Rewrite the material below with "grid-row" in place of every "table-row", keeping everything else the same.

- - - -

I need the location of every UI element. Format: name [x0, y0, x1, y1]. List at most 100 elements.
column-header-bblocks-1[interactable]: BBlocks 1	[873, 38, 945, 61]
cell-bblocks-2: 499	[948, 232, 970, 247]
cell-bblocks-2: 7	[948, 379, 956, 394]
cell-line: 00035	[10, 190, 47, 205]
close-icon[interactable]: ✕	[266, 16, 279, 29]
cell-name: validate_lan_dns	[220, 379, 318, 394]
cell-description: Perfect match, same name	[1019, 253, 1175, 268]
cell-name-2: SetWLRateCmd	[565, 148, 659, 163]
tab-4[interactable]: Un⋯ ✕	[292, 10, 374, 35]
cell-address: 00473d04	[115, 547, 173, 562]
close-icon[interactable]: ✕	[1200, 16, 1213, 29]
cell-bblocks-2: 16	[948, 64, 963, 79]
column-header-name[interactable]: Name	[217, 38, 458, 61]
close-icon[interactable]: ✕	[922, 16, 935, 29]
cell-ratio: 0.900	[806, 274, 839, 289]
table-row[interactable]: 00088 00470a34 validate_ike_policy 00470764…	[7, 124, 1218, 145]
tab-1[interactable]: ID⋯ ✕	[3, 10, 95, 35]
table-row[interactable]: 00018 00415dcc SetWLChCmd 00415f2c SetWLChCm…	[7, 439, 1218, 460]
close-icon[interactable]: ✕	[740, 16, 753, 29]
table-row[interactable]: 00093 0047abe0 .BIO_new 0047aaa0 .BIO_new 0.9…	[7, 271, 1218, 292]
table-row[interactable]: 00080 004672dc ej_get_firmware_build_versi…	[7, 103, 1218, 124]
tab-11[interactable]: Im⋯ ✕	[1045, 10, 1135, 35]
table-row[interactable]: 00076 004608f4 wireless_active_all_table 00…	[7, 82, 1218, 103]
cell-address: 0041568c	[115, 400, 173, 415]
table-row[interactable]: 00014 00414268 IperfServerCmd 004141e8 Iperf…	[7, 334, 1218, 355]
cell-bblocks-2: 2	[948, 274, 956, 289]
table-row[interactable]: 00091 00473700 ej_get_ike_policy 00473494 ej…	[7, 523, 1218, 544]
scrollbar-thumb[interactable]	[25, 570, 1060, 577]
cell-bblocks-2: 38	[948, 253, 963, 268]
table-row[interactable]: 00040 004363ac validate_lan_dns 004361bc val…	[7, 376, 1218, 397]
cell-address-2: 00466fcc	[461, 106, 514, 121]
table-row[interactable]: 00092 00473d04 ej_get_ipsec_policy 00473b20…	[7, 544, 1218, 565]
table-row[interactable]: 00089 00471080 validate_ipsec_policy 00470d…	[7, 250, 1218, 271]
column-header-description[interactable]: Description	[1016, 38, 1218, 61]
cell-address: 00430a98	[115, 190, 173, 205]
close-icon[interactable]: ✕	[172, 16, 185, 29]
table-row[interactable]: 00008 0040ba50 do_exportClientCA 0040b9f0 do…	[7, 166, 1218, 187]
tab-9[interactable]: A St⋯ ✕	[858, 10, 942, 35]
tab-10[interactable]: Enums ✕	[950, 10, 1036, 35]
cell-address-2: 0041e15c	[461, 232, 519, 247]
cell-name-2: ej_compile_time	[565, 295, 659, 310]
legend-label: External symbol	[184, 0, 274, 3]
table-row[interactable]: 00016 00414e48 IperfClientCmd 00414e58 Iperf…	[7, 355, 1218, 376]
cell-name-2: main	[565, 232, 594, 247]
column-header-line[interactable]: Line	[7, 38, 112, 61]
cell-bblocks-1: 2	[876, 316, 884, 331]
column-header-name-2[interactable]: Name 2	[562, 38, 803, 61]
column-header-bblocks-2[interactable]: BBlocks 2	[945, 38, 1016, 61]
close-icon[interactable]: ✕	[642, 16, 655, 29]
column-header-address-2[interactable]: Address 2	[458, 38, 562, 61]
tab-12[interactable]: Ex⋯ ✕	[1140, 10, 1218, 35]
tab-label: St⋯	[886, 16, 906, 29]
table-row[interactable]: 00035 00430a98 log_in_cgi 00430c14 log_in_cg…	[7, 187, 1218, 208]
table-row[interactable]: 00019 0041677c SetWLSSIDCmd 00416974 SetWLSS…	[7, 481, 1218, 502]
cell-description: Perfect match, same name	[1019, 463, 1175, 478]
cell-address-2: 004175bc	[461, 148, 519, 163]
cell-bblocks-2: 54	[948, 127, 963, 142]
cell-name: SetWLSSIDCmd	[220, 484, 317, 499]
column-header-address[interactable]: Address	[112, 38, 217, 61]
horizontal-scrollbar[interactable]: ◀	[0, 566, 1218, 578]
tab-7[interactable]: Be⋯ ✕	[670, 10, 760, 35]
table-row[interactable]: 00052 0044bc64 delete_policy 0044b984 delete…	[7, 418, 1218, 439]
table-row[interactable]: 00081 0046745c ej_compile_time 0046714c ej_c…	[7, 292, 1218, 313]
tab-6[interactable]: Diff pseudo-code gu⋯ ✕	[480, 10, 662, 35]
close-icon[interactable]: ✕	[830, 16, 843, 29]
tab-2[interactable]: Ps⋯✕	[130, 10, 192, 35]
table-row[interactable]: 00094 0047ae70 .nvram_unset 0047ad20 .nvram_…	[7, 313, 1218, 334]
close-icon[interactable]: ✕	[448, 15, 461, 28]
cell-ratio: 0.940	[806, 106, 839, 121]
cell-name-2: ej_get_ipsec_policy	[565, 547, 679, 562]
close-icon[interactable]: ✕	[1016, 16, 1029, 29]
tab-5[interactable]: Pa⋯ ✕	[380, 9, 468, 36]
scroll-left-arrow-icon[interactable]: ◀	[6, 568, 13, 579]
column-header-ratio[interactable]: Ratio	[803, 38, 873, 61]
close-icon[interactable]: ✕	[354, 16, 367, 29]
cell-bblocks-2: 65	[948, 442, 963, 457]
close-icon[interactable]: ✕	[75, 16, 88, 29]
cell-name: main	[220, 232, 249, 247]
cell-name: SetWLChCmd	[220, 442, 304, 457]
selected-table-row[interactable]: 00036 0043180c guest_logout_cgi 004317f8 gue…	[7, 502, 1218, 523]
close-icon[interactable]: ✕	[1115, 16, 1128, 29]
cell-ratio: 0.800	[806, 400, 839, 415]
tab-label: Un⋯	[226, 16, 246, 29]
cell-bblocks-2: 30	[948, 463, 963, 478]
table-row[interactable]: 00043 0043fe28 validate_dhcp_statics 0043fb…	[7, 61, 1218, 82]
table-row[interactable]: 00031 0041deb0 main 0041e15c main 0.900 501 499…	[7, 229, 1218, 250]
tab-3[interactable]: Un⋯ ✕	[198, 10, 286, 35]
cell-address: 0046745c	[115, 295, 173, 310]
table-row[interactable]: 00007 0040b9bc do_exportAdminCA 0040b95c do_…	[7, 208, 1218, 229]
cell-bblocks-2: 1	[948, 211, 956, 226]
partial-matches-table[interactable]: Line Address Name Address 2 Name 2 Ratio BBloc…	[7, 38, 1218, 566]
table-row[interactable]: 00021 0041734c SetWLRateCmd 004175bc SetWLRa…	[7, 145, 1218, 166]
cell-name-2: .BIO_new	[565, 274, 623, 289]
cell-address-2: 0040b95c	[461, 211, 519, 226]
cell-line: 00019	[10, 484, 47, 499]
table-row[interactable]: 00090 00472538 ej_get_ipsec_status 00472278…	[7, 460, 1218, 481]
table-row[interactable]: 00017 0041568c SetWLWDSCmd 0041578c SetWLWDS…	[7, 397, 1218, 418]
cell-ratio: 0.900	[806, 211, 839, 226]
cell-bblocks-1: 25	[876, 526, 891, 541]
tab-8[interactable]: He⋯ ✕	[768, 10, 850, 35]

- - - -

Exercise output:
I need the location of every UI element. Format: name [x0, y0, x1, y1]. List at most 100 elements.
column-header-bblocks-1[interactable]: BBlocks 1	[873, 38, 945, 61]
cell-bblocks-2: 499	[948, 232, 970, 247]
cell-bblocks-2: 7	[948, 379, 956, 394]
cell-line: 00035	[10, 190, 47, 205]
close-icon[interactable]: ✕	[266, 16, 279, 29]
cell-name: validate_lan_dns	[220, 379, 318, 394]
cell-description: Perfect match, same name	[1019, 253, 1175, 268]
cell-name-2: SetWLRateCmd	[565, 148, 659, 163]
tab-4[interactable]: Un⋯ ✕	[292, 10, 374, 35]
cell-address: 00473d04	[115, 547, 173, 562]
close-icon[interactable]: ✕	[1200, 16, 1213, 29]
cell-bblocks-2: 16	[948, 64, 963, 79]
column-header-name[interactable]: Name	[217, 38, 458, 61]
close-icon[interactable]: ✕	[922, 16, 935, 29]
cell-ratio: 0.900	[806, 274, 839, 289]
grid-row[interactable]: 00088 00470a34 validate_ike_policy 00470764…	[7, 124, 1218, 145]
tab-1[interactable]: ID⋯ ✕	[3, 10, 95, 35]
grid-row[interactable]: 00018 00415dcc SetWLChCmd 00415f2c SetWLChCm…	[7, 439, 1218, 460]
close-icon[interactable]: ✕	[740, 16, 753, 29]
grid-row[interactable]: 00093 0047abe0 .BIO_new 0047aaa0 .BIO_new 0.9…	[7, 271, 1218, 292]
grid-row[interactable]: 00080 004672dc ej_get_firmware_build_versi…	[7, 103, 1218, 124]
tab-11[interactable]: Im⋯ ✕	[1045, 10, 1135, 35]
grid-row[interactable]: 00076 004608f4 wireless_active_all_table 00…	[7, 82, 1218, 103]
cell-address: 0041568c	[115, 400, 173, 415]
grid-row[interactable]: 00014 00414268 IperfServerCmd 004141e8 Iperf…	[7, 334, 1218, 355]
cell-bblocks-2: 2	[948, 274, 956, 289]
grid-row[interactable]: 00091 00473700 ej_get_ike_policy 00473494 ej…	[7, 523, 1218, 544]
scrollbar-thumb[interactable]	[25, 570, 1060, 577]
cell-bblocks-2: 38	[948, 253, 963, 268]
grid-row[interactable]: 00040 004363ac validate_lan_dns 004361bc val…	[7, 376, 1218, 397]
cell-address-2: 00466fcc	[461, 106, 514, 121]
grid-row[interactable]: 00092 00473d04 ej_get_ipsec_policy 00473b20…	[7, 544, 1218, 565]
grid-row[interactable]: 00089 00471080 validate_ipsec_policy 00470d…	[7, 250, 1218, 271]
column-header-description[interactable]: Description	[1016, 38, 1218, 61]
cell-address: 00430a98	[115, 190, 173, 205]
close-icon[interactable]: ✕	[172, 16, 185, 29]
grid-row[interactable]: 00008 0040ba50 do_exportClientCA 0040b9f0 do…	[7, 166, 1218, 187]
tab-9[interactable]: A St⋯ ✕	[858, 10, 942, 35]
tab-10[interactable]: Enums ✕	[950, 10, 1036, 35]
cell-address-2: 0041e15c	[461, 232, 519, 247]
cell-name-2: ej_compile_time	[565, 295, 659, 310]
legend-label: External symbol	[184, 0, 274, 3]
grid-row[interactable]: 00016 00414e48 IperfClientCmd 00414e58 Iperf…	[7, 355, 1218, 376]
cell-name-2: main	[565, 232, 594, 247]
column-header-line[interactable]: Line	[7, 38, 112, 61]
cell-bblocks-1: 2	[876, 316, 884, 331]
column-header-name-2[interactable]: Name 2	[562, 38, 803, 61]
column-header-bblocks-2[interactable]: BBlocks 2	[945, 38, 1016, 61]
close-icon[interactable]: ✕	[642, 16, 655, 29]
column-header-address-2[interactable]: Address 2	[458, 38, 562, 61]
tab-12[interactable]: Ex⋯ ✕	[1140, 10, 1218, 35]
tab-label: St⋯	[886, 16, 906, 29]
grid-row[interactable]: 00035 00430a98 log_in_cgi 00430c14 log_in_cg…	[7, 187, 1218, 208]
grid-row[interactable]: 00019 0041677c SetWLSSIDCmd 00416974 SetWLSS…	[7, 481, 1218, 502]
cell-description: Perfect match, same name	[1019, 463, 1175, 478]
cell-address-2: 004175bc	[461, 148, 519, 163]
cell-bblocks-2: 54	[948, 127, 963, 142]
cell-name: SetWLSSIDCmd	[220, 484, 317, 499]
column-header-address[interactable]: Address	[112, 38, 217, 61]
horizontal-scrollbar[interactable]: ◀	[0, 566, 1218, 578]
tab-7[interactable]: Be⋯ ✕	[670, 10, 760, 35]
grid-row[interactable]: 00052 0044bc64 delete_policy 0044b984 delete…	[7, 418, 1218, 439]
grid-row[interactable]: 00081 0046745c ej_compile_time 0046714c ej_c…	[7, 292, 1218, 313]
tab-6[interactable]: Diff pseudo-code gu⋯ ✕	[480, 10, 662, 35]
close-icon[interactable]: ✕	[830, 16, 843, 29]
tab-2[interactable]: Ps⋯✕	[130, 10, 192, 35]
grid-row[interactable]: 00094 0047ae70 .nvram_unset 0047ad20 .nvram_…	[7, 313, 1218, 334]
close-icon[interactable]: ✕	[448, 15, 461, 28]
cell-ratio: 0.940	[806, 106, 839, 121]
cell-name-2: ej_get_ipsec_policy	[565, 547, 679, 562]
close-icon[interactable]: ✕	[1016, 16, 1029, 29]
tab-5[interactable]: Pa⋯ ✕	[380, 9, 468, 36]
scroll-left-arrow-icon[interactable]: ◀	[6, 568, 13, 579]
column-header-ratio[interactable]: Ratio	[803, 38, 873, 61]
close-icon[interactable]: ✕	[354, 16, 367, 29]
cell-bblocks-2: 65	[948, 442, 963, 457]
close-icon[interactable]: ✕	[75, 16, 88, 29]
cell-name: main	[220, 232, 249, 247]
cell-name: SetWLChCmd	[220, 442, 304, 457]
selected-grid-row[interactable]: 00036 0043180c guest_logout_cgi 004317f8 gue…	[7, 502, 1218, 523]
close-icon[interactable]: ✕	[1115, 16, 1128, 29]
cell-ratio: 0.800	[806, 400, 839, 415]
tab-label: Un⋯	[226, 16, 246, 29]
cell-bblocks-2: 30	[948, 463, 963, 478]
grid-row[interactable]: 00043 0043fe28 validate_dhcp_statics 0043fb…	[7, 61, 1218, 82]
grid-row[interactable]: 00031 0041deb0 main 0041e15c main 0.900 501 499…	[7, 229, 1218, 250]
tab-3[interactable]: Un⋯ ✕	[198, 10, 286, 35]
cell-address: 0046745c	[115, 295, 173, 310]
grid-row[interactable]: 00007 0040b9bc do_exportAdminCA 0040b95c do_…	[7, 208, 1218, 229]
cell-bblocks-2: 1	[948, 211, 956, 226]
partial-matches-table[interactable]: Line Address Name Address 2 Name 2 Ratio BBloc…	[7, 38, 1218, 566]
grid-row[interactable]: 00021 0041734c SetWLRateCmd 004175bc SetWLRa…	[7, 145, 1218, 166]
cell-name-2: .BIO_new	[565, 274, 623, 289]
cell-address-2: 0040b95c	[461, 211, 519, 226]
cell-line: 00019	[10, 484, 47, 499]
grid-row[interactable]: 00090 00472538 ej_get_ipsec_status 00472278…	[7, 460, 1218, 481]
grid-row[interactable]: 00017 0041568c SetWLWDSCmd 0041578c SetWLWDS…	[7, 397, 1218, 418]
cell-ratio: 0.900	[806, 211, 839, 226]
cell-bblocks-1: 25	[876, 526, 891, 541]
tab-8[interactable]: He⋯ ✕	[768, 10, 850, 35]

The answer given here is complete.